-- Begin --

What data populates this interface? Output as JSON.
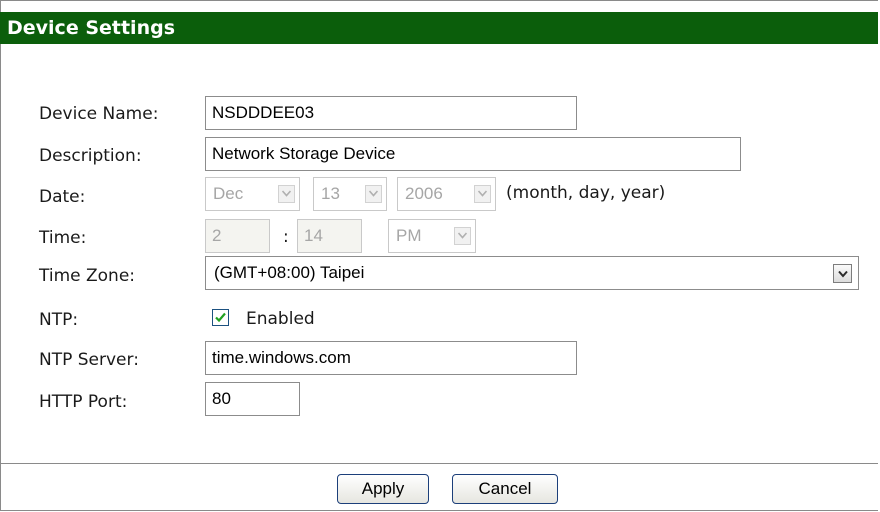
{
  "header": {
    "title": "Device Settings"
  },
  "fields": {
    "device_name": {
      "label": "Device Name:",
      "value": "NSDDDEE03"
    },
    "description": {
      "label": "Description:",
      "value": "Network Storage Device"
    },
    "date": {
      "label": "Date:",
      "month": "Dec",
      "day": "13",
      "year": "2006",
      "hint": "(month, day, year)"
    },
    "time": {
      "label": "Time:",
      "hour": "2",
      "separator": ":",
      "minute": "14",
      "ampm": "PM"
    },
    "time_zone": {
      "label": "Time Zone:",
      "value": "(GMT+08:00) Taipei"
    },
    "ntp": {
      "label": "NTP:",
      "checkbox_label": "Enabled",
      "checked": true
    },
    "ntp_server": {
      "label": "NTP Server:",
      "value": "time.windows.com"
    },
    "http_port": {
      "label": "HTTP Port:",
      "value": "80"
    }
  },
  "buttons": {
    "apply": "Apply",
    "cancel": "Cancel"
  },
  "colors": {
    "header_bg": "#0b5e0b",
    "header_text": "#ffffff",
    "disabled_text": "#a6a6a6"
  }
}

-- End --
-- Begin --

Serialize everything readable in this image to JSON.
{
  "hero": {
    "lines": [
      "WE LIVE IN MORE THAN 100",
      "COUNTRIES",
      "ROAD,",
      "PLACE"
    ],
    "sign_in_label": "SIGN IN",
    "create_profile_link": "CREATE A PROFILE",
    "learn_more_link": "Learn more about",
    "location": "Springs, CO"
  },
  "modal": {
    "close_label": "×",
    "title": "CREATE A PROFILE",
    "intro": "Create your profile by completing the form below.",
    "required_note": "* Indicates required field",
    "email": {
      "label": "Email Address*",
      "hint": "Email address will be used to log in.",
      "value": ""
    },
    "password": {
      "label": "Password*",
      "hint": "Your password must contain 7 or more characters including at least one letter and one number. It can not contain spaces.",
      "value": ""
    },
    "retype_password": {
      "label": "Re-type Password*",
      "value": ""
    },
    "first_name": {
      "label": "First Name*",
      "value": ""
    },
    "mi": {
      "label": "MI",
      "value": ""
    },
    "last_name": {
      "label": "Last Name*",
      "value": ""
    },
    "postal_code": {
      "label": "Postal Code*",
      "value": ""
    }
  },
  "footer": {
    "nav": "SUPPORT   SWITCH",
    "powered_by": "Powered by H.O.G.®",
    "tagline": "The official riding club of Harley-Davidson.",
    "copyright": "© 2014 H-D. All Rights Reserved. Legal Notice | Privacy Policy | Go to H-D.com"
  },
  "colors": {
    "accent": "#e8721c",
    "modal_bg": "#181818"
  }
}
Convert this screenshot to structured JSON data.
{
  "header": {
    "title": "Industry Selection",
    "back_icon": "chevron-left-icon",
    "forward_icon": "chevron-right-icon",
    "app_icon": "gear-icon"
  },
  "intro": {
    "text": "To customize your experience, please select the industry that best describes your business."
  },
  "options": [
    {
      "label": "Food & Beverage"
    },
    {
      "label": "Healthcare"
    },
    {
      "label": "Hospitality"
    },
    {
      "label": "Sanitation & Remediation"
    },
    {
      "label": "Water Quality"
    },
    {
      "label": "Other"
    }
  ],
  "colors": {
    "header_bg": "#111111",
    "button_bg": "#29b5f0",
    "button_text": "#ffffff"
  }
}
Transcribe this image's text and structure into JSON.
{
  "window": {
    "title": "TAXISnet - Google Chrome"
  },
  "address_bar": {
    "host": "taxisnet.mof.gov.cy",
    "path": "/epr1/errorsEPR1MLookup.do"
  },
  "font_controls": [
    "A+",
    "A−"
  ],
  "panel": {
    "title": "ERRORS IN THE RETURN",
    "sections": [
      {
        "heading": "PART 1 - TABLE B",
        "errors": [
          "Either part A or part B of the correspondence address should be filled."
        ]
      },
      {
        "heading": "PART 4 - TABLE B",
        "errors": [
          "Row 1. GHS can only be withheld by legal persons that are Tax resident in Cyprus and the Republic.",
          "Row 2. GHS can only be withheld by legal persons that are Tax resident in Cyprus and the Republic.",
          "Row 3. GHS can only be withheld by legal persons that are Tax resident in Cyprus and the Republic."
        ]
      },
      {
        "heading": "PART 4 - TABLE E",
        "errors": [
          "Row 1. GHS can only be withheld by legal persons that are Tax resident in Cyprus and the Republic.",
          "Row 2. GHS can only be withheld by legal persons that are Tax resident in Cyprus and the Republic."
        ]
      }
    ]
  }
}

-- End --
-- Begin --

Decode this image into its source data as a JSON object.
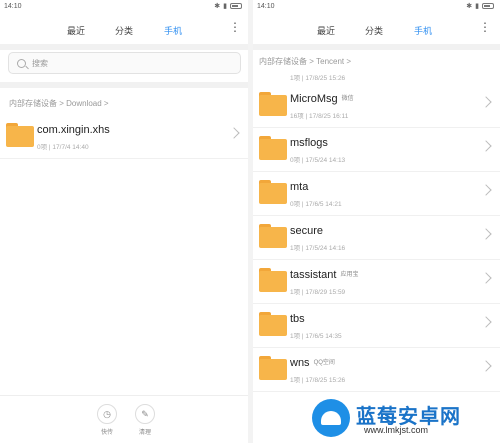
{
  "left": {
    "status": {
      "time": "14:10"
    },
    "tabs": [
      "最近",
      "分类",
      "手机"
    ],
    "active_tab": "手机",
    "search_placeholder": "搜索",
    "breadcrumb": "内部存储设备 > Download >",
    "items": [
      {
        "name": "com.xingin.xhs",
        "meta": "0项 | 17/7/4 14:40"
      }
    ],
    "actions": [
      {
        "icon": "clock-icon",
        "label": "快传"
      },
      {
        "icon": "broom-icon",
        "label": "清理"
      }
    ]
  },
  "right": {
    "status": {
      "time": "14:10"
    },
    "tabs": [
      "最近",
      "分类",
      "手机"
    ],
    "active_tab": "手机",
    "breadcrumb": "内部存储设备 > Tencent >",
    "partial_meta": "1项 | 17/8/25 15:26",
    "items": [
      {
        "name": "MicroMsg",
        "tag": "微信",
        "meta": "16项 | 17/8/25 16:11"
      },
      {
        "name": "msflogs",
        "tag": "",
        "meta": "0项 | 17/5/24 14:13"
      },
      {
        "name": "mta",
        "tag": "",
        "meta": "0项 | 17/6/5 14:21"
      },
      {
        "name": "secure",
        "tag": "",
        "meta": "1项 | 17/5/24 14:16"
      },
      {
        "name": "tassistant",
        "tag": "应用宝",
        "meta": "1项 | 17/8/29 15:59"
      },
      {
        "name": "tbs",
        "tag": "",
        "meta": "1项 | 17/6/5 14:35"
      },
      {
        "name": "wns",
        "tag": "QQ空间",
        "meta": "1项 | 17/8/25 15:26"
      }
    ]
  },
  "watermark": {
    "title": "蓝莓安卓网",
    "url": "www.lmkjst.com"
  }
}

-- End --

* [Aim]:
Filter the data, keeping only the lines that contain "JSON".

* [Full answer]:
What data populates this interface? Output as JSON.
Serialize everything readable in this image to JSON.
Convert this screenshot to structured JSON data.
Transcribe this image's text and structure into JSON.
Decode this image into its source data as a JSON object.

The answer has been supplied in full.